-- Start of Extracted information --

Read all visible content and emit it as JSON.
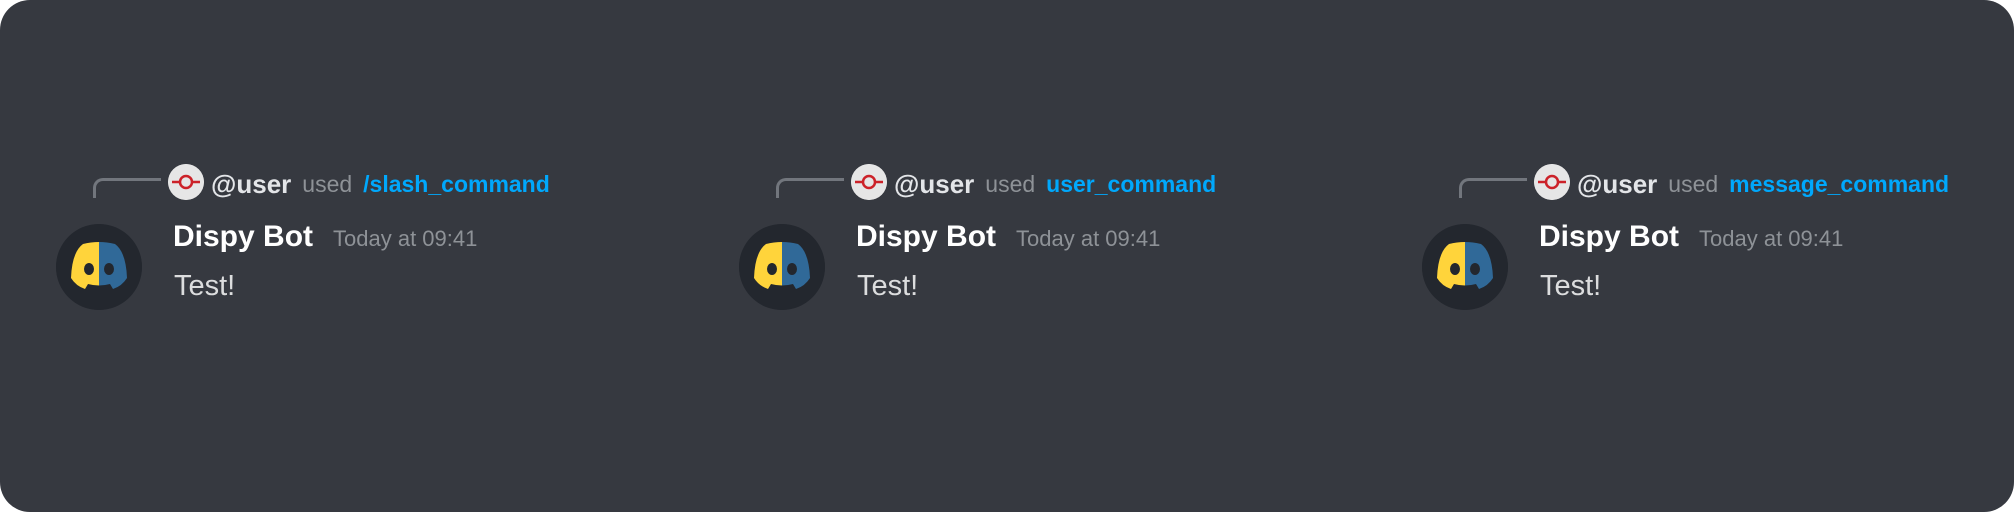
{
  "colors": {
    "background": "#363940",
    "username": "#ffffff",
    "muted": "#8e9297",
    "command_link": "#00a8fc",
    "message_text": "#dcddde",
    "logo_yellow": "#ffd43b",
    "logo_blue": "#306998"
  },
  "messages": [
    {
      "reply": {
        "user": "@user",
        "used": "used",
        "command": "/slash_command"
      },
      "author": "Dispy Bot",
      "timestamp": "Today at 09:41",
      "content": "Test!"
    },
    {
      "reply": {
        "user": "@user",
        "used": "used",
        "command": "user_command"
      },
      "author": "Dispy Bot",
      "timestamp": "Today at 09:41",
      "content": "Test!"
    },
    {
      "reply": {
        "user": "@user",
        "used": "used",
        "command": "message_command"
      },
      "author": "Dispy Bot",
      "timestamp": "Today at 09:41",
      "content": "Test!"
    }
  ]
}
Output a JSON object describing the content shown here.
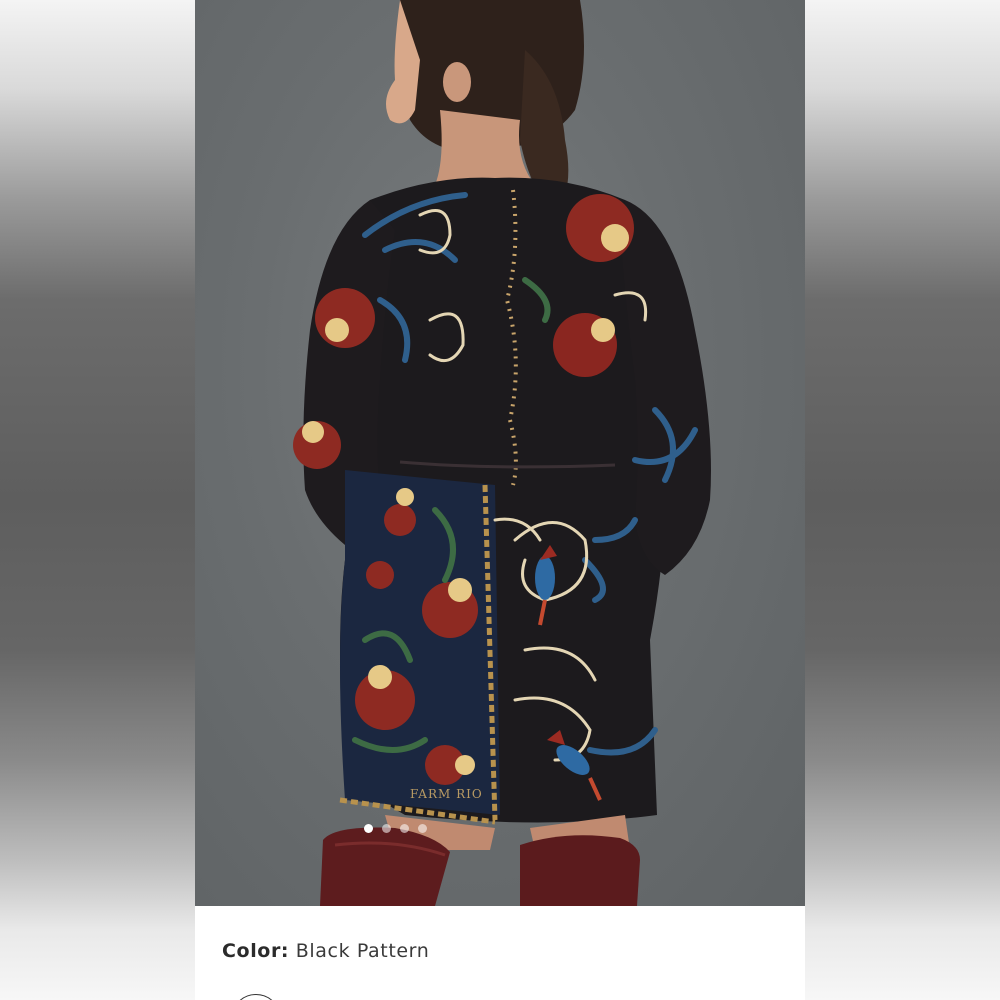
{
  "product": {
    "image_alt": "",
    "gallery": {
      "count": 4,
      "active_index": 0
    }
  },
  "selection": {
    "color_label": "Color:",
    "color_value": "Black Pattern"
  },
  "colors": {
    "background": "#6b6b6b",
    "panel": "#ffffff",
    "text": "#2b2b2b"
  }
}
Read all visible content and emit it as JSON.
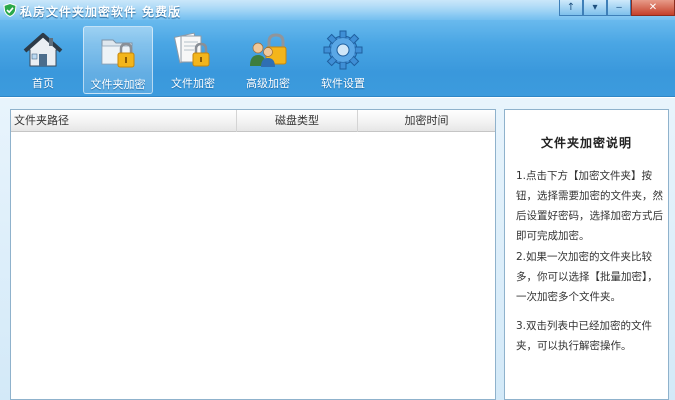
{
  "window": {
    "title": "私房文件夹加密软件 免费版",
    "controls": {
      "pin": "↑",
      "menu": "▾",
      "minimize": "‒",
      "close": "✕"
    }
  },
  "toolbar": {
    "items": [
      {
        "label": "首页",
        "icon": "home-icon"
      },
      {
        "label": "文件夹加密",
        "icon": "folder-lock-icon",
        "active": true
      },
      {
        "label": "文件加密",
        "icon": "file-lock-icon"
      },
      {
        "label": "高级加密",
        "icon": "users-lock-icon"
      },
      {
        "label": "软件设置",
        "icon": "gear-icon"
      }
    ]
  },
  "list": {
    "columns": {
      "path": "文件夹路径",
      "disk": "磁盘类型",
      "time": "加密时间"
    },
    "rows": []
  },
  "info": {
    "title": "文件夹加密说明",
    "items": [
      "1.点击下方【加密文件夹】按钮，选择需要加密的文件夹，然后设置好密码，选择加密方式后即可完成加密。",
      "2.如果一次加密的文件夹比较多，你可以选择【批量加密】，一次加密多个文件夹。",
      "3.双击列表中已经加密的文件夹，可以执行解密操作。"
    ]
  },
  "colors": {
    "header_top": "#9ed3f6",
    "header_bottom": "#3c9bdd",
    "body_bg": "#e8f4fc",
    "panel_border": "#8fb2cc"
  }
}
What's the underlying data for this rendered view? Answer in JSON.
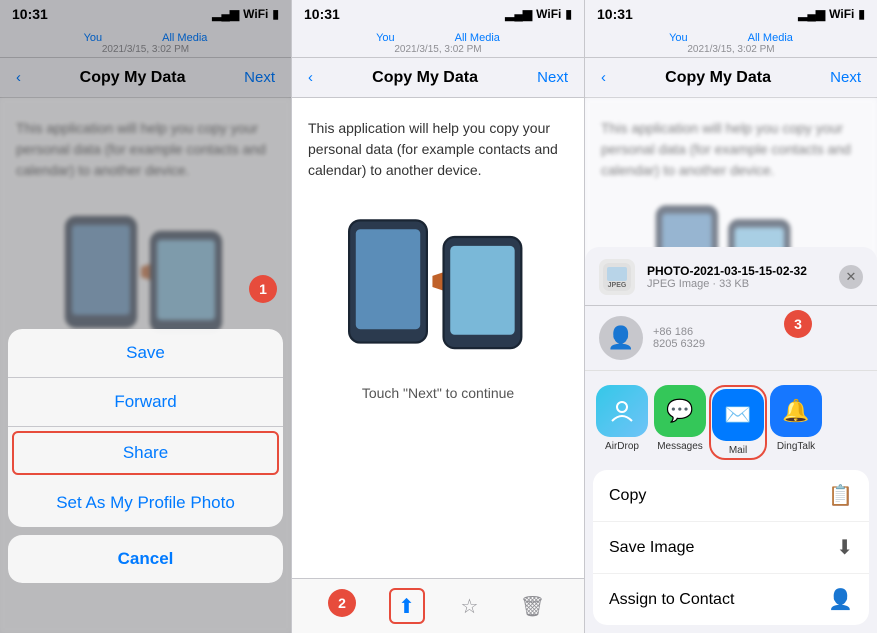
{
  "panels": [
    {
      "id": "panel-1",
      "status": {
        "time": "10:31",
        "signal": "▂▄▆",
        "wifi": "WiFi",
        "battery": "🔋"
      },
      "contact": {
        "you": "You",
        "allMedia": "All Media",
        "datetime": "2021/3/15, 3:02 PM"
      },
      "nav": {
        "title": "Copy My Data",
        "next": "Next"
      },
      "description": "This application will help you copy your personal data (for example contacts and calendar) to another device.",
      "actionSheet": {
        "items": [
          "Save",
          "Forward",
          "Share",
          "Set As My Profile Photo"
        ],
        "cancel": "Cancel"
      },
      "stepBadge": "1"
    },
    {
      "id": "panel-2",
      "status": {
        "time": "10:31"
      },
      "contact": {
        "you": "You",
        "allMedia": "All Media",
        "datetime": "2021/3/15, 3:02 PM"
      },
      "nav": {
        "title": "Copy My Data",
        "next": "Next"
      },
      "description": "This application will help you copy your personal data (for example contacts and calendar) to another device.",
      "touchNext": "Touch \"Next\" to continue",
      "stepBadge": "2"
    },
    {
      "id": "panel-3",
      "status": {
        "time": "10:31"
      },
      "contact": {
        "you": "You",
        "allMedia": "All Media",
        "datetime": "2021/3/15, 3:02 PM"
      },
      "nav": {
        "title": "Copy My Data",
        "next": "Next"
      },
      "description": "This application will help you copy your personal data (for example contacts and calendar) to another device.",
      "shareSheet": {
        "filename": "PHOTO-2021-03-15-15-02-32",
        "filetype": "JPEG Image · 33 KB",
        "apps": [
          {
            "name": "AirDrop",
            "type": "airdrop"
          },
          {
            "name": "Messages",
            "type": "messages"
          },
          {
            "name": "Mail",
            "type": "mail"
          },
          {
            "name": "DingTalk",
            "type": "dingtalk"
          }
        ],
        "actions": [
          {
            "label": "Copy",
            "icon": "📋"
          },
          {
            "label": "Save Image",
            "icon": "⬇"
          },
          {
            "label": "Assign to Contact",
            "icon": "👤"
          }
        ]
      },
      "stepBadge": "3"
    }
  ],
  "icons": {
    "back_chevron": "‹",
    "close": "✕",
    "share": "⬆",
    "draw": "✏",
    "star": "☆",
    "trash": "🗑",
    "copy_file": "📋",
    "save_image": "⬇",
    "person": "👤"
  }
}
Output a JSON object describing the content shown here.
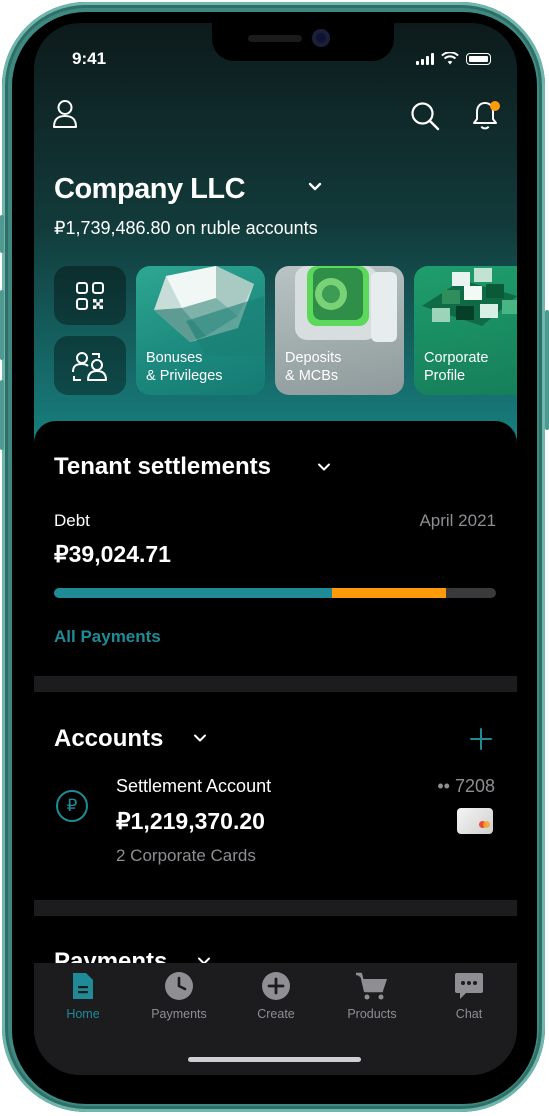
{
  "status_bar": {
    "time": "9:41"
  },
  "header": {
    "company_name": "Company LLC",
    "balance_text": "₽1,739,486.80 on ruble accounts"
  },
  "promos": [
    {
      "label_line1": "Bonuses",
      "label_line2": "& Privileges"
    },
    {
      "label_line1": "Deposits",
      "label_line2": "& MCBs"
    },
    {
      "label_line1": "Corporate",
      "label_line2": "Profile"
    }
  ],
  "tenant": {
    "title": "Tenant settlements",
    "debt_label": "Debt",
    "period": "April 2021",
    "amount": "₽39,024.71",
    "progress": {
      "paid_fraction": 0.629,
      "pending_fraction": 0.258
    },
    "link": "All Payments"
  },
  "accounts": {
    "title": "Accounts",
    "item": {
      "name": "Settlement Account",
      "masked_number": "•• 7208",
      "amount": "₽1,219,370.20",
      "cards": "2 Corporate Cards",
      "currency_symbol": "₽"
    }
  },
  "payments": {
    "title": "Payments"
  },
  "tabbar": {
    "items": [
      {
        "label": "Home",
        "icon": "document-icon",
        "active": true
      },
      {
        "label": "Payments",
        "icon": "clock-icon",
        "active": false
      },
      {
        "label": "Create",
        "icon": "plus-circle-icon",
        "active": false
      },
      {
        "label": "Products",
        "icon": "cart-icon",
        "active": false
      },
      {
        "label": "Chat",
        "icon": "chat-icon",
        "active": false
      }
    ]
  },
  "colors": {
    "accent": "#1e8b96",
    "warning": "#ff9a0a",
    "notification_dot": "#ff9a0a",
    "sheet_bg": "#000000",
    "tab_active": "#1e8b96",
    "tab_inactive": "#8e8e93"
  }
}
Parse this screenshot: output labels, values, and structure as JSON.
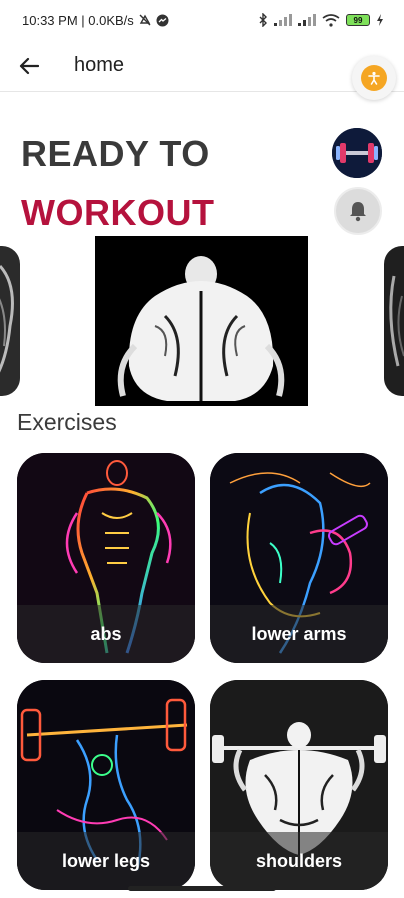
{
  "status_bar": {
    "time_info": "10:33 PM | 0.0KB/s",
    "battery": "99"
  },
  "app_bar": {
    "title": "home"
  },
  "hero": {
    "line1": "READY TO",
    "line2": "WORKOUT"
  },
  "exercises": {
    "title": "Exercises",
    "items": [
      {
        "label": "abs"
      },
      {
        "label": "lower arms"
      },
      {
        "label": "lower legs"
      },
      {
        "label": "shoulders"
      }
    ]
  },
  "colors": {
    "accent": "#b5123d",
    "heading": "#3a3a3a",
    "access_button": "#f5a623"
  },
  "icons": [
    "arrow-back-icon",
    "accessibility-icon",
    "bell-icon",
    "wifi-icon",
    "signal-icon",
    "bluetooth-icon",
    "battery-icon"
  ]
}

-- End of Extracted information --

» **Required work**
Leave out the pictures, and extract exactly the lines from the one with "Parse this screenshot: output" through the end of the records, both ends included.

» **Written answer**
Parse this screenshot: output labels, values, and structure as JSON.
{
  "status_bar": {
    "time_info": "10:33 PM | 0.0KB/s",
    "battery": "99"
  },
  "app_bar": {
    "title": "home"
  },
  "hero": {
    "line1": "READY TO",
    "line2": "WORKOUT"
  },
  "exercises": {
    "title": "Exercises",
    "items": [
      {
        "label": "abs"
      },
      {
        "label": "lower arms"
      },
      {
        "label": "lower legs"
      },
      {
        "label": "shoulders"
      }
    ]
  },
  "colors": {
    "accent": "#b5123d",
    "heading": "#3a3a3a",
    "access_button": "#f5a623"
  },
  "icons": [
    "arrow-back-icon",
    "accessibility-icon",
    "bell-icon",
    "wifi-icon",
    "signal-icon",
    "bluetooth-icon",
    "battery-icon"
  ]
}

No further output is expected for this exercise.